EXERCISE OBJECTIVE:
Copy all lines that contain the word "hereby".

Dataset entries
►

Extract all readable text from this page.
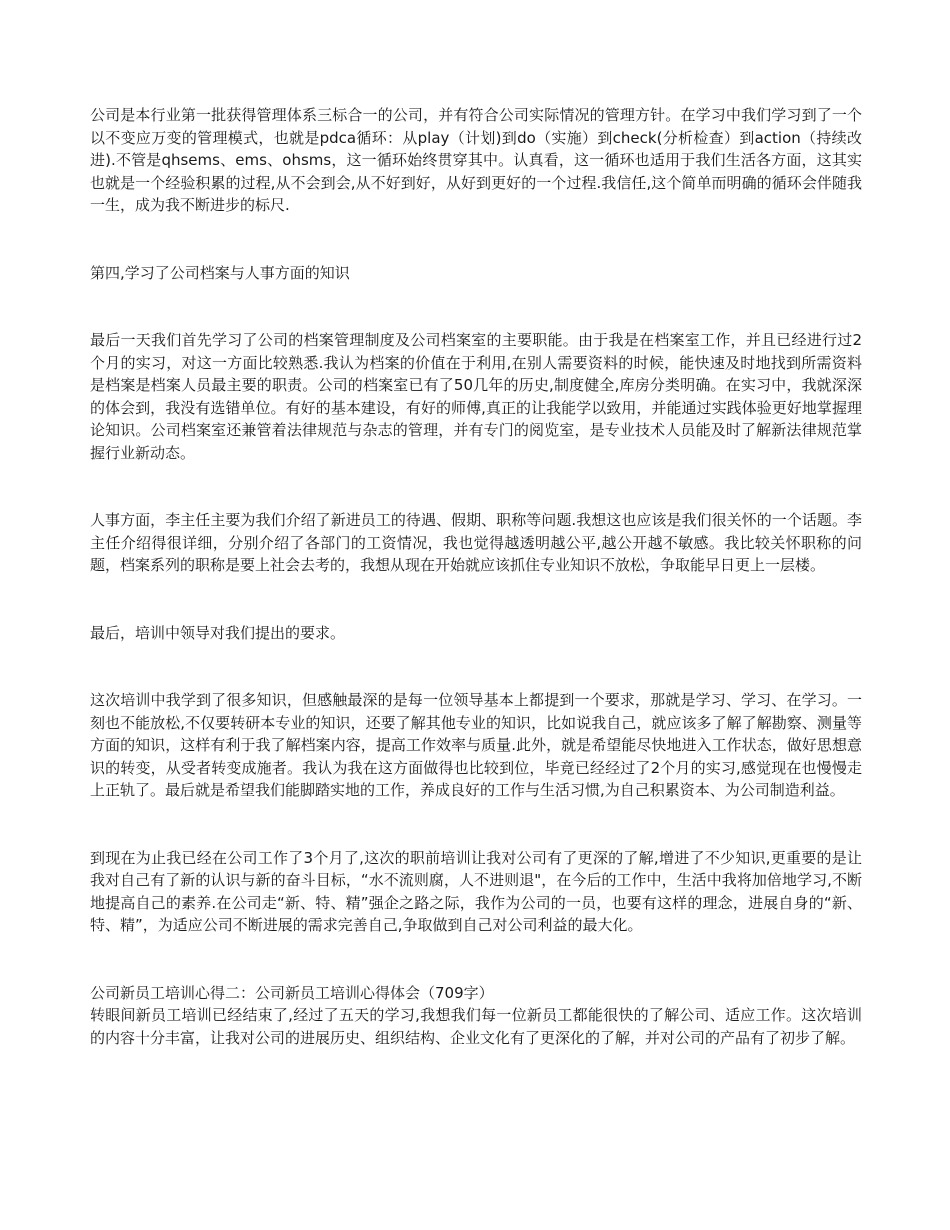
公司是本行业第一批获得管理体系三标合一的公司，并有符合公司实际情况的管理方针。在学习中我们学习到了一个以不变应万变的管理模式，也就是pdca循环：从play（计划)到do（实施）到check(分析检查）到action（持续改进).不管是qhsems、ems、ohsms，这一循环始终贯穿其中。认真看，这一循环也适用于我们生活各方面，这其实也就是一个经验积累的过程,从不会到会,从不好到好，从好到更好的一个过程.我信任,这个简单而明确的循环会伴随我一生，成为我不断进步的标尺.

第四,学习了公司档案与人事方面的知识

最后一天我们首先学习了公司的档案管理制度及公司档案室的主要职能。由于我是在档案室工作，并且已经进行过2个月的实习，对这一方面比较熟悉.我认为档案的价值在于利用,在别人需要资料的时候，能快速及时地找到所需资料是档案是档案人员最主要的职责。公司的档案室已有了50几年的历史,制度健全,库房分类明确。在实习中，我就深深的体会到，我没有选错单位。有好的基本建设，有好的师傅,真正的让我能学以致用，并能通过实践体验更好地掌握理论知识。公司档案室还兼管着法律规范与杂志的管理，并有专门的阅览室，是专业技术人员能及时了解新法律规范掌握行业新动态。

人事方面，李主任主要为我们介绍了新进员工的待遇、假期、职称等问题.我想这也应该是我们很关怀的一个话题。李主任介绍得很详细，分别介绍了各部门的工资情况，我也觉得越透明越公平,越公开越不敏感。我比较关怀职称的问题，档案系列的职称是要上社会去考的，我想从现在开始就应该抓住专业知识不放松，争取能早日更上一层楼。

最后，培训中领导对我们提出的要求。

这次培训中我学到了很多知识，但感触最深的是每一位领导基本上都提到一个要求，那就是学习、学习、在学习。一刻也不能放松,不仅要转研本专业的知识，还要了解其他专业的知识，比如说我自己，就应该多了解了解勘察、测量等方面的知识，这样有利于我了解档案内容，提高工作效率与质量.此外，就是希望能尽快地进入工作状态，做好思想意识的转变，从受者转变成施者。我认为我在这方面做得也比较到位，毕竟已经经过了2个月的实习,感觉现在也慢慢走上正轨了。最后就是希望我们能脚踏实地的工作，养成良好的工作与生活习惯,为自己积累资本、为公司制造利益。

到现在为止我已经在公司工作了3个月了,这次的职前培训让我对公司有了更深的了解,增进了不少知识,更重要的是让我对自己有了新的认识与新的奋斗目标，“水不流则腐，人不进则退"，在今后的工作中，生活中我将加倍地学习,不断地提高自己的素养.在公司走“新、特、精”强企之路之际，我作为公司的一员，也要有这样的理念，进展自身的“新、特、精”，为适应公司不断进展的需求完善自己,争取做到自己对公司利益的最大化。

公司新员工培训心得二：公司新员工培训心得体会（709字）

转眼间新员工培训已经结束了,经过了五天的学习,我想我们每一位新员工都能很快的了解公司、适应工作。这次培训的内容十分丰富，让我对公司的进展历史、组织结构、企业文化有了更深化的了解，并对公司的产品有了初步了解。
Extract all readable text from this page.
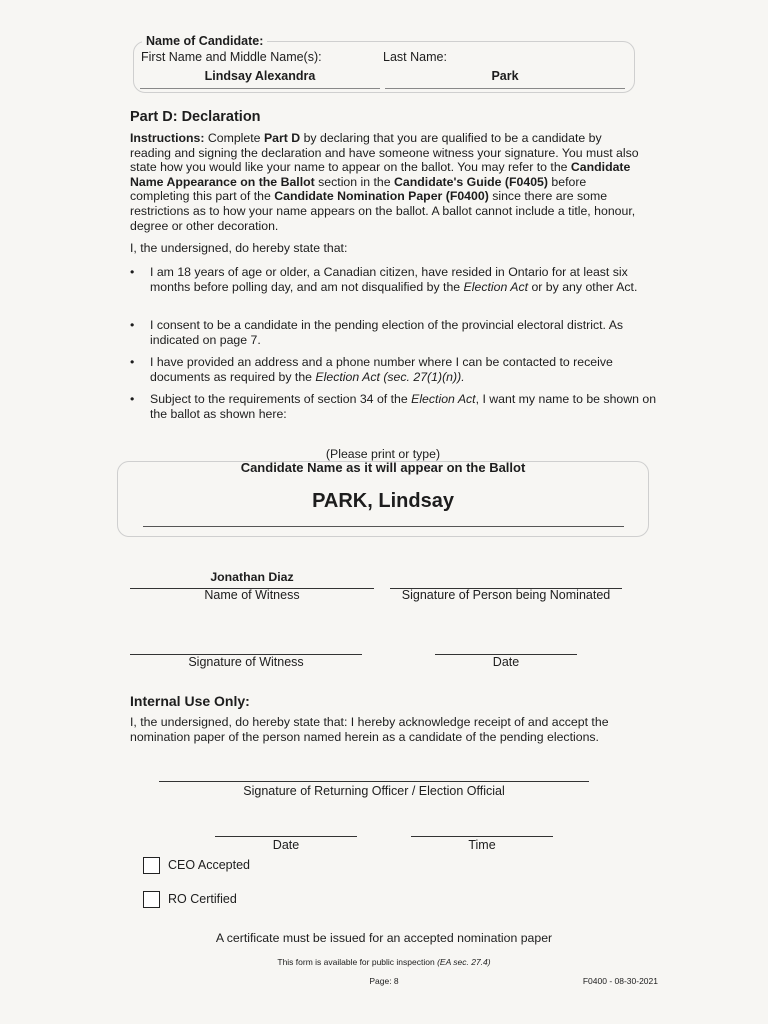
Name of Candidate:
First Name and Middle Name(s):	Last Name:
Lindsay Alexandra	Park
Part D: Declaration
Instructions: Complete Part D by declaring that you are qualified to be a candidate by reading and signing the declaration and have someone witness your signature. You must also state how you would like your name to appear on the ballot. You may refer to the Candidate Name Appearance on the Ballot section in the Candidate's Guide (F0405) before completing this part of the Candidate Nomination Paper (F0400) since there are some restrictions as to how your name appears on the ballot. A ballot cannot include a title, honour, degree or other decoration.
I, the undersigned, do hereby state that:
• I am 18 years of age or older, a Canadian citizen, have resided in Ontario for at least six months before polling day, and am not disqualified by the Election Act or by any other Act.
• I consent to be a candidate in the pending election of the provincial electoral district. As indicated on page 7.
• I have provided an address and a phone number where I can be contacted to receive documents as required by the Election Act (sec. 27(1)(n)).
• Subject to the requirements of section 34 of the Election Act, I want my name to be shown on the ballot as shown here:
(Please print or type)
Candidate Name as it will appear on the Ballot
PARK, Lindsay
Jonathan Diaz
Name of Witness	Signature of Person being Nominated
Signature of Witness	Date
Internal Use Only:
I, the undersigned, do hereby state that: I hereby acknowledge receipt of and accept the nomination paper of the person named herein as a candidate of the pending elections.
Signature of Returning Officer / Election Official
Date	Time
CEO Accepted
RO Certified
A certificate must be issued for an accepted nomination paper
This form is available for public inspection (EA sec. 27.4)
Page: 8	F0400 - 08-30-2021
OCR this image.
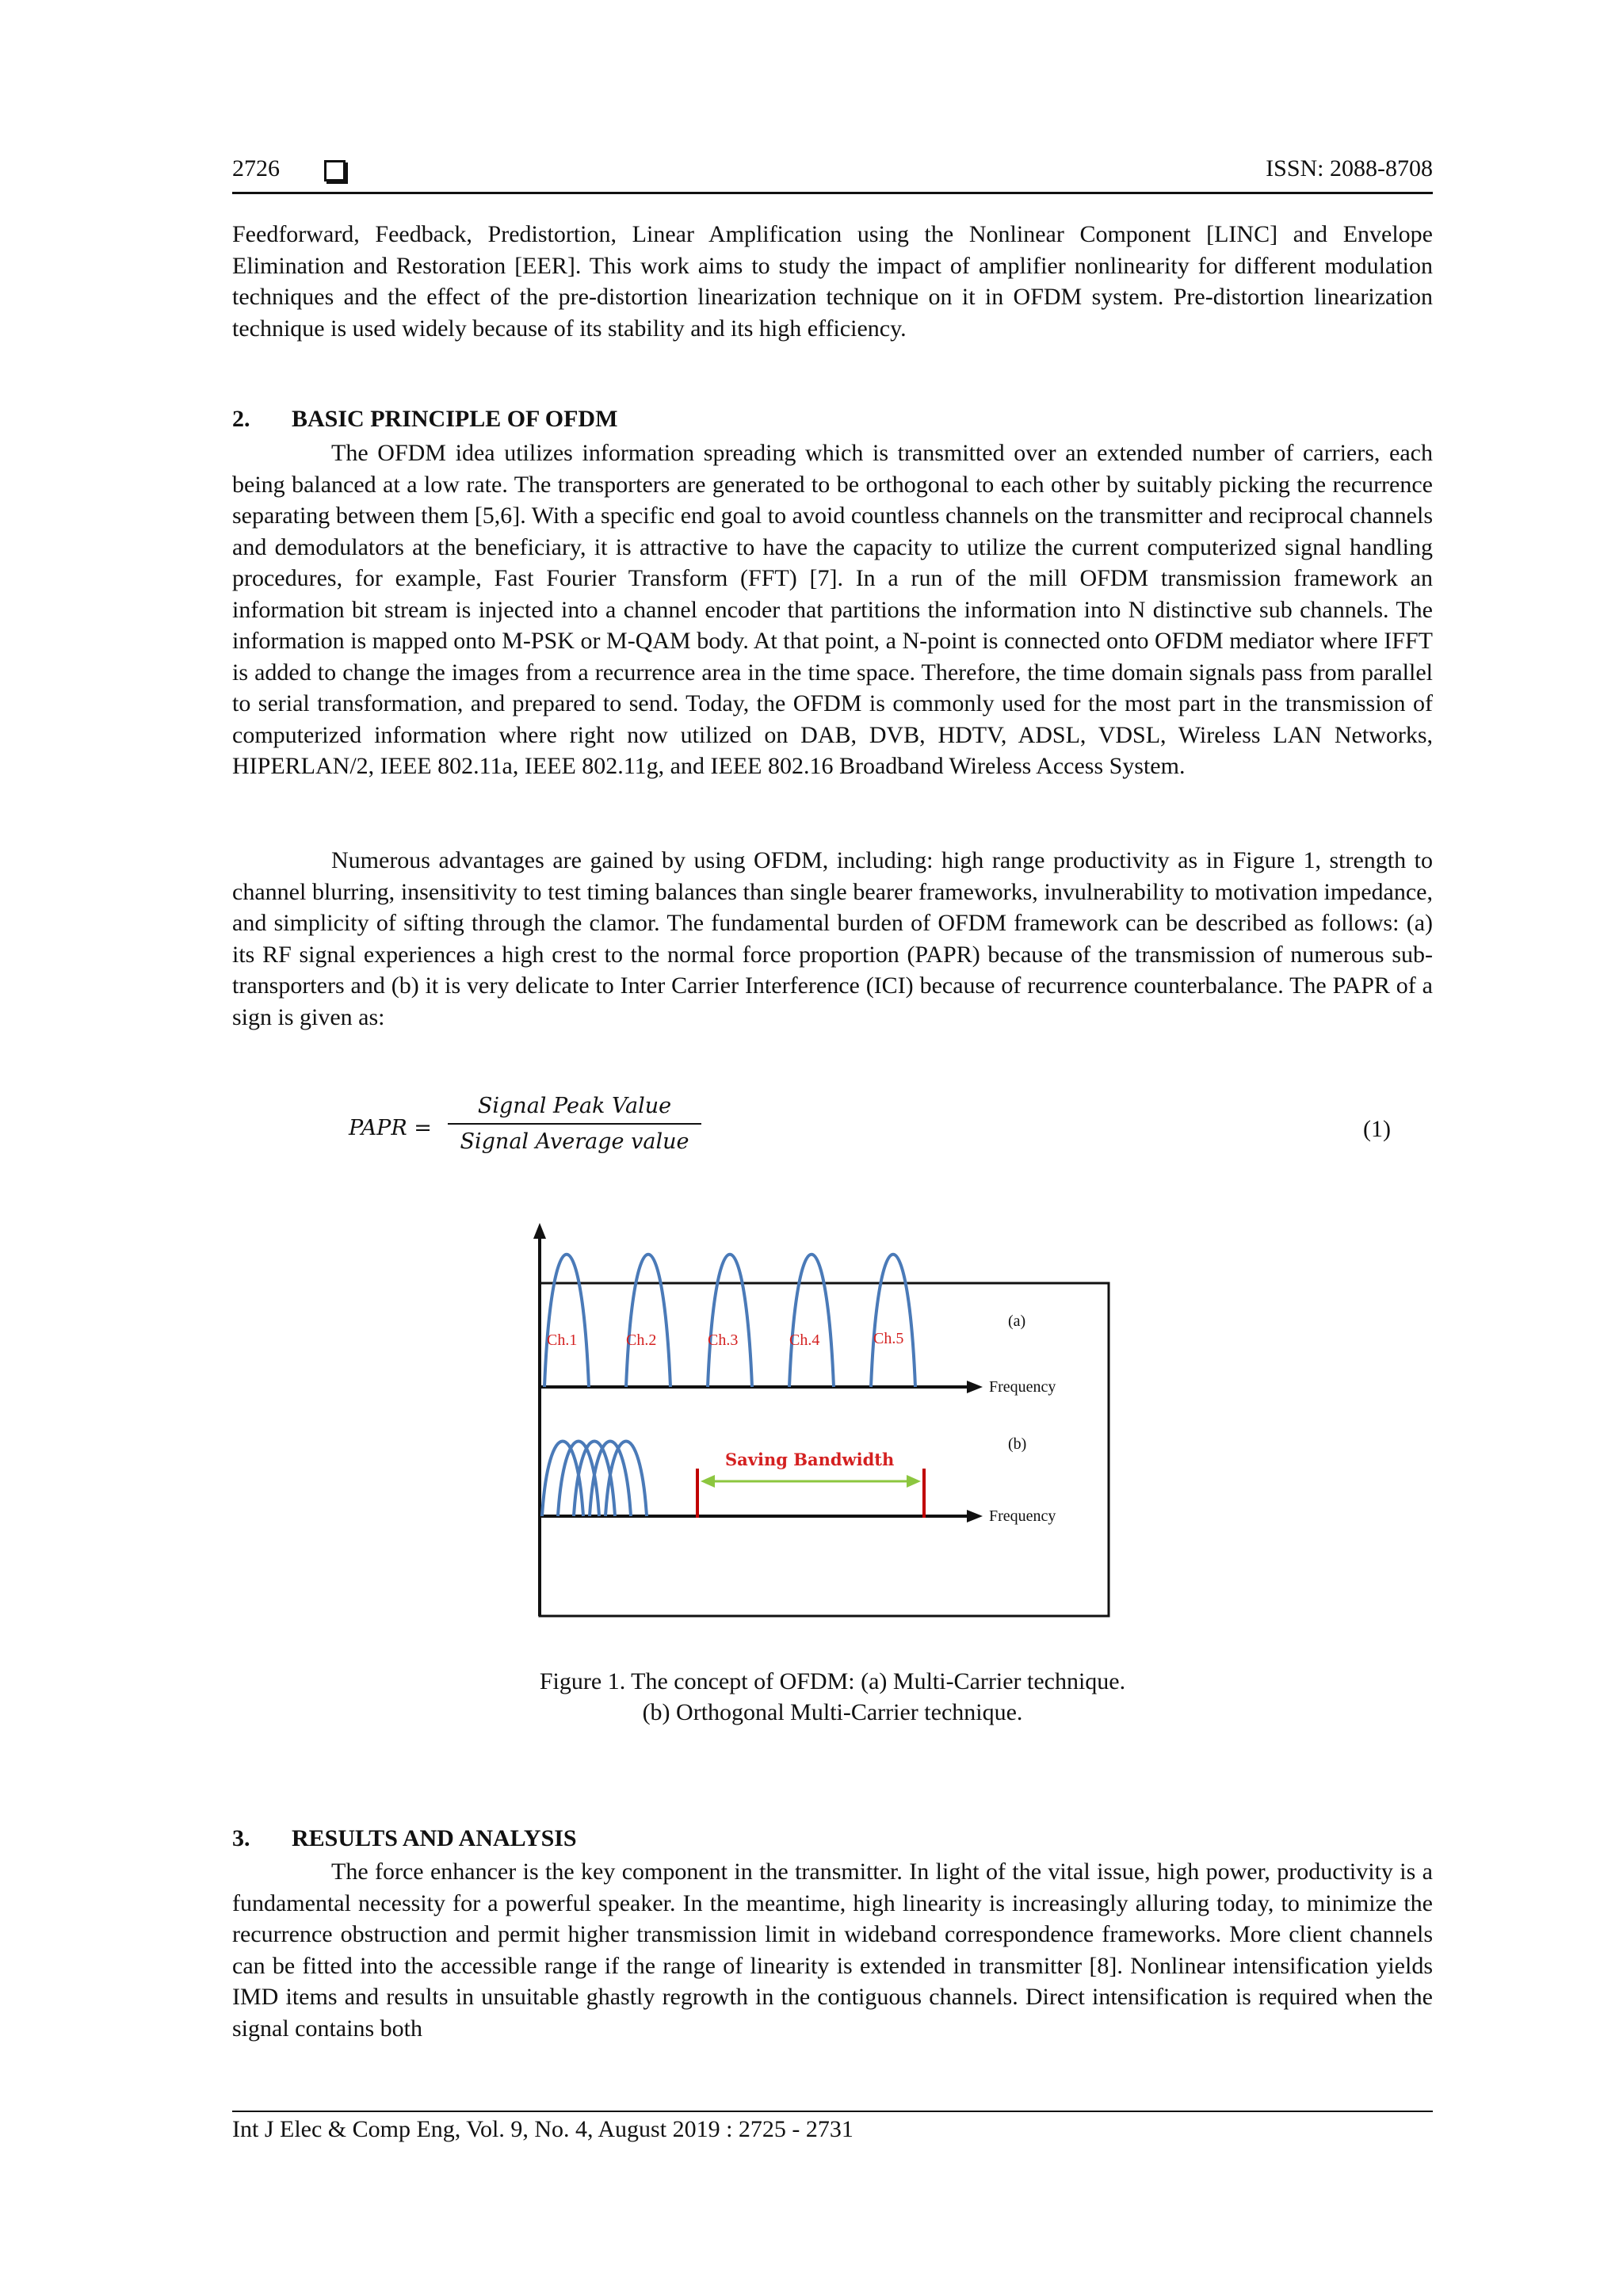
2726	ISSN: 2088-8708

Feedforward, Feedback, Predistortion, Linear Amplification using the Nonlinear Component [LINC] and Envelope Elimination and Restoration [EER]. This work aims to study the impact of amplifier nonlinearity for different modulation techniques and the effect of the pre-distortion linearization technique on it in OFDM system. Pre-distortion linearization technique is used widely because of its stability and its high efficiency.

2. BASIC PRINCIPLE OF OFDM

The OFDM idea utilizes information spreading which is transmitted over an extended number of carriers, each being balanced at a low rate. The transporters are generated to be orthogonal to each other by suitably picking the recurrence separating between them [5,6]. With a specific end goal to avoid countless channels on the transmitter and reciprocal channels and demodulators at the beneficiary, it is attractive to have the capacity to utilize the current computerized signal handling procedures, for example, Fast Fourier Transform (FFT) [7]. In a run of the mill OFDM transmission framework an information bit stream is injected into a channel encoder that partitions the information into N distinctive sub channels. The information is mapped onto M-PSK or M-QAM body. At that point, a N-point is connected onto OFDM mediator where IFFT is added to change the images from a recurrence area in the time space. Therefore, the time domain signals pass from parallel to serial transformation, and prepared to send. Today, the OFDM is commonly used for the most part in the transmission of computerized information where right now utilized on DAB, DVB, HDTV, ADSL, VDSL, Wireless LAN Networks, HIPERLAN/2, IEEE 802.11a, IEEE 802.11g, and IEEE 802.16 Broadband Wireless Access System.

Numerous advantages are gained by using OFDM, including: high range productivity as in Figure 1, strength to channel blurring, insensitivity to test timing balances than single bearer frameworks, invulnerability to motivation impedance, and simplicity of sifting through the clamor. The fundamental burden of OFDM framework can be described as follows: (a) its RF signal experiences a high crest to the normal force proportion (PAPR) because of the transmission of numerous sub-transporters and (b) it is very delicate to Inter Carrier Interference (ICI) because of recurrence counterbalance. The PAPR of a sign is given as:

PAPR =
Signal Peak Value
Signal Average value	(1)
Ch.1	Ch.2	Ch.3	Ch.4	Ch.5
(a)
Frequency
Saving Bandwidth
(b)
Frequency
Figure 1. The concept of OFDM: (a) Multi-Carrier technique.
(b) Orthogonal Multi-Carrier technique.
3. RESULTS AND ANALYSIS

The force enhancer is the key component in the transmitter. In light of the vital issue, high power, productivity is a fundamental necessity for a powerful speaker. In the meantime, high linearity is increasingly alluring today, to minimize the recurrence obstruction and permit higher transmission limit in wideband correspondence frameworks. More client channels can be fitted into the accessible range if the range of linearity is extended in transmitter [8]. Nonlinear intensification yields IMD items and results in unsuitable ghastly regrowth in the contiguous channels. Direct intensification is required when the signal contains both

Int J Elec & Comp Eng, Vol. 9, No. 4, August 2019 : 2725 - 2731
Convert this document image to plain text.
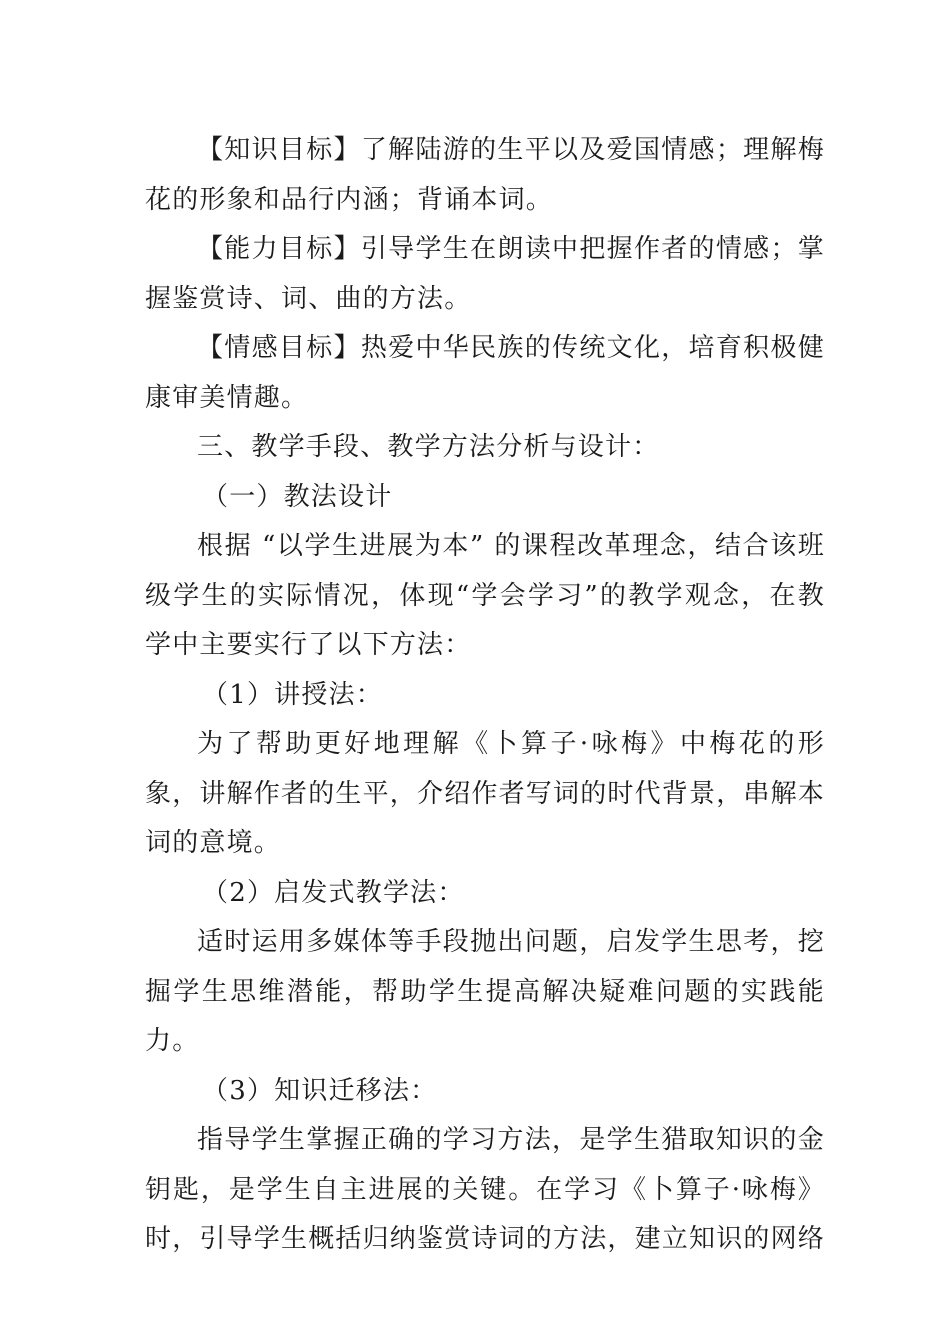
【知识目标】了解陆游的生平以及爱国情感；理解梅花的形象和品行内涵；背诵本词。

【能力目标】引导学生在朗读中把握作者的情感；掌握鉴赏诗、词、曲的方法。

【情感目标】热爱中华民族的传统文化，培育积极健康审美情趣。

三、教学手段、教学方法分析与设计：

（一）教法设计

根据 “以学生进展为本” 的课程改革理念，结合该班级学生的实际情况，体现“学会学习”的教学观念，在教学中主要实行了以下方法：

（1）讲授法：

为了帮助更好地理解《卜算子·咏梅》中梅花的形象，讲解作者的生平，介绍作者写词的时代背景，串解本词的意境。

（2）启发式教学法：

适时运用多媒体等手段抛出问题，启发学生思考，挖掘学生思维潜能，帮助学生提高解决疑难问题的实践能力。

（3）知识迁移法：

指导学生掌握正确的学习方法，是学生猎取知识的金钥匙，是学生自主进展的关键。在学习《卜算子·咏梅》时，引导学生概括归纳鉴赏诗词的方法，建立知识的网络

◄

SOLUTION:
I, the undersigned, do hereby state that:
I, the undersigned, do hereby state that: I hereby acknowledge receipt of and accept the nomination paper of the person named herein as a candidate of the pending elections.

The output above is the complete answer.